**Texto de origem:**
É, leitor contundente, já faz um tempo que não posto nada aqui, e, relendo minha última crônica, intitulada “A quantas ando”, senti forte necessidade de vir me retratar. Eu poderia sentir vergonha destes escritos, mas penso que, talvez, essa loucura toda seja interessante. O fato é que, quando escrevi essa última crônica, eu estava vivendo o processo de retirada de um antipsicótico, o que foi algo dificílimo para mim.
Noto que, com ou sem antipsicótico, eu vivo uma espécie de “crise de identidade”. Às vezes, cismo com uma religião, ou ideologia, um movimento, um gênero musical e começo a pensar que essas coisas dão sentido à minha vida.

**Material fornecido:**
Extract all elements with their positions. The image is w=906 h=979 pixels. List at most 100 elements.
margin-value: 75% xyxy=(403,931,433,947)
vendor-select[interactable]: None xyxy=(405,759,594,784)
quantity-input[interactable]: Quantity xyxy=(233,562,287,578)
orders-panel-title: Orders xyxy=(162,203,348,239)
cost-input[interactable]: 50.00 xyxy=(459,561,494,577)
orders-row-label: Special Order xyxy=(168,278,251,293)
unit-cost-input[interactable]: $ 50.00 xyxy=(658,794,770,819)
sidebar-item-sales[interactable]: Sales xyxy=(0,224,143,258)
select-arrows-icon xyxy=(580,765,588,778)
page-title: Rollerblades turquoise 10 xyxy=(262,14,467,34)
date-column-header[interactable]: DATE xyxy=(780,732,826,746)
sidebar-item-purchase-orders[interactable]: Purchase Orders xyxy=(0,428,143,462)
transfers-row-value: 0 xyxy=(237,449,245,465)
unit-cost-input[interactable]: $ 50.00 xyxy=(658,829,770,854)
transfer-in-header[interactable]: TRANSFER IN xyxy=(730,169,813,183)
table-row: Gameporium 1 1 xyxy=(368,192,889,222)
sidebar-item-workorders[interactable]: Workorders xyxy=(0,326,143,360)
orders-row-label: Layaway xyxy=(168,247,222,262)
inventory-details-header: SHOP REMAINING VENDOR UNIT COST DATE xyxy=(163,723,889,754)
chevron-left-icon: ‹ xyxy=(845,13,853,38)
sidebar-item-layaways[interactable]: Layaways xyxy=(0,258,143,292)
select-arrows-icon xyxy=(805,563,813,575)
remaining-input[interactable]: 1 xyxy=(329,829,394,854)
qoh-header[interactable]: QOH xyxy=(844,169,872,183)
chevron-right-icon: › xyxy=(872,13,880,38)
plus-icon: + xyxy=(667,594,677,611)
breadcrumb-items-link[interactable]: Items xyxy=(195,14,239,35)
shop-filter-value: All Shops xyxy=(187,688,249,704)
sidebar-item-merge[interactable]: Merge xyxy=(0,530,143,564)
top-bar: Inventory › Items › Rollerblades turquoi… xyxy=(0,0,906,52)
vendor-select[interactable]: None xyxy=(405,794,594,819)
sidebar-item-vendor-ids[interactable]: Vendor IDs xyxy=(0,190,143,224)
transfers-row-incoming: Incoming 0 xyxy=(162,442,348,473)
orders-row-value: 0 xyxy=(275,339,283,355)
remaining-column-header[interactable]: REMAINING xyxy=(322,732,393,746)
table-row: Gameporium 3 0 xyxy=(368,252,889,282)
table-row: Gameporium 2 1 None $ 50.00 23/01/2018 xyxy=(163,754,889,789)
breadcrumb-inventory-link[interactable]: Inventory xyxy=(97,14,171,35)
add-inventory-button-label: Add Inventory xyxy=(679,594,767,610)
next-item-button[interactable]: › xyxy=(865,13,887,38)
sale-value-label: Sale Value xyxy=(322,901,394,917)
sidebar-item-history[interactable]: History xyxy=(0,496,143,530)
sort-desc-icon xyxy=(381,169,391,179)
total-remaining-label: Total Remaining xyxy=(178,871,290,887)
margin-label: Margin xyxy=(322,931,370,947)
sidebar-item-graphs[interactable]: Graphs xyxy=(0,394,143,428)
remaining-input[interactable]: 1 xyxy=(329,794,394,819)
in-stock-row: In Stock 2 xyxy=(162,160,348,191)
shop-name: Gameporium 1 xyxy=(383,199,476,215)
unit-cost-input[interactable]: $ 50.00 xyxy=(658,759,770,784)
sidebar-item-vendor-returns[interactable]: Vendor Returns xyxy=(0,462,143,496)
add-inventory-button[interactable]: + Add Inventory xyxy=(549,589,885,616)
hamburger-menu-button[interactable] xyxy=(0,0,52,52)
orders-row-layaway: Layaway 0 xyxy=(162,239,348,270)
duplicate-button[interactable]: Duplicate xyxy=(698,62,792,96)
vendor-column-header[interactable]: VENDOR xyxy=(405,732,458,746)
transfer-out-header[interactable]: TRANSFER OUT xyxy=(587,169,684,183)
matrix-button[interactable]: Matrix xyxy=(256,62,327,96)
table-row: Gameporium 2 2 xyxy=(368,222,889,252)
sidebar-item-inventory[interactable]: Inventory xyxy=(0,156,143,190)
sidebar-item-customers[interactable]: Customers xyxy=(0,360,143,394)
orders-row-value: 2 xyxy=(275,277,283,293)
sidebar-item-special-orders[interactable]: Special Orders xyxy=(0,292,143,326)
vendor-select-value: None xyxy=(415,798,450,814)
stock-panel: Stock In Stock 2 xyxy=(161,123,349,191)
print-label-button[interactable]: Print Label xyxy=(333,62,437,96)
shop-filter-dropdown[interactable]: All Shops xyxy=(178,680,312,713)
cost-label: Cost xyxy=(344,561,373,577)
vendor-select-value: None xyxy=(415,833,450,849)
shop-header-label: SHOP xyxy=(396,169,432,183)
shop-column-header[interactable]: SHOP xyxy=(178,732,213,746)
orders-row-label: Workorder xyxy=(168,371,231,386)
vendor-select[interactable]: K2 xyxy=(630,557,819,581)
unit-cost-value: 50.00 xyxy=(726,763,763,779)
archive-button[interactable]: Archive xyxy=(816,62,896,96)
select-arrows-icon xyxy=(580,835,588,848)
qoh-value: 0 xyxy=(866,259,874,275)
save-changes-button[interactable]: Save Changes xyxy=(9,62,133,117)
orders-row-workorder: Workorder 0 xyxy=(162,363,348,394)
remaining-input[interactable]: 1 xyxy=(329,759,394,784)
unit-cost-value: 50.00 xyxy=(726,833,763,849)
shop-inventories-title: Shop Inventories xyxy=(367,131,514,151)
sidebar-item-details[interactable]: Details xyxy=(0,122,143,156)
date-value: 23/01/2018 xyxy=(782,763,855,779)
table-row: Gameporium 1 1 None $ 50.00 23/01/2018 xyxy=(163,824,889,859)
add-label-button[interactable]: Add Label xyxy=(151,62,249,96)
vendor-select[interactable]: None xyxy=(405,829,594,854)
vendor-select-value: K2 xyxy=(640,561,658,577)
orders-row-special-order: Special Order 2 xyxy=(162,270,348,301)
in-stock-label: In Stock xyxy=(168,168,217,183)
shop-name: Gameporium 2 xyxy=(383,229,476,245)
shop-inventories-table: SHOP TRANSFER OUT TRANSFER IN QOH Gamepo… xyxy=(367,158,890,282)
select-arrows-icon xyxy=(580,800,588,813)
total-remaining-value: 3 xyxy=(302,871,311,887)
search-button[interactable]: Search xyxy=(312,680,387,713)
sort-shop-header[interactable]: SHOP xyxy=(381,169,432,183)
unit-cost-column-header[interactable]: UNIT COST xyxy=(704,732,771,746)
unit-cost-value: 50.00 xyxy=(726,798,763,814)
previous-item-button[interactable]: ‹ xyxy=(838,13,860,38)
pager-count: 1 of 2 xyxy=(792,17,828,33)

**Questões e tarefas:**
1 – Responda com base no texto de origem:
(a) Qual é o título da última crônica mencionada?
(b) Que processo quem escreve estava vivendo quando escreveu essa crônica?
(c) Com que coisas quem escreve diz às vezes cismar?
2 – Continue o texto de origem a partir da última frase.
Os dados não têm nenhum papel aqui.

**Respostas por tarefa:**
1 –
(a) “A quantas ando”.
(b) O processo de retirada de um antipsicótico.
(c) Com uma religião, uma ideologia, um movimento ou um gênero musical.

2 –
Somado a isso, pra piorar, tenho uma certa tendência a ter pensamentos autorreferenciais, o que, em outras palavras, eu diria uma “mania de grandeza”. Durante essa retirada do antipsicótico, por exemplo, cheguei a imaginar que a polícia me investigava, ou que uma facção me amava e outra me odiava. Pensava que a sociedade queria minha morte. Uma loucura completa.
A boa notícia é que eu sobrevivi a esse “desmame”, me sinto lúcido (apesar de eu sempre achar que estou lúcido) e entendi que eu devo parar de me agarrar em algum “tema” para dar sentido à vida.
Se algum metaleiro um dia ler essa minha última crônica, certamente ficará indignado. Nela, eu relato como descartei facilmente esse som. Mas o curioso é que, no fim, passada a tempestade, voltei a escutar o metal. Simplesmente escuto porque curto o som e isso me faz bem. Não é porque eu odeio as religiões, ou porque sou revoltado com deus (ou deuses).
Acho que a lição que fica é a que eu não devo me adaptar a nada, devo ser quem eu sou sinceramente. Lembro que foi numa busca de ser um metaleiro “truezão” que acabei me viciando na droga química. Logo eu descobriria que, sob efeito dessa substância, eu não gostava muito de ouvir esse som. Não acho que ele seja um gatilho para mim, e é por isso que eu venho escutando.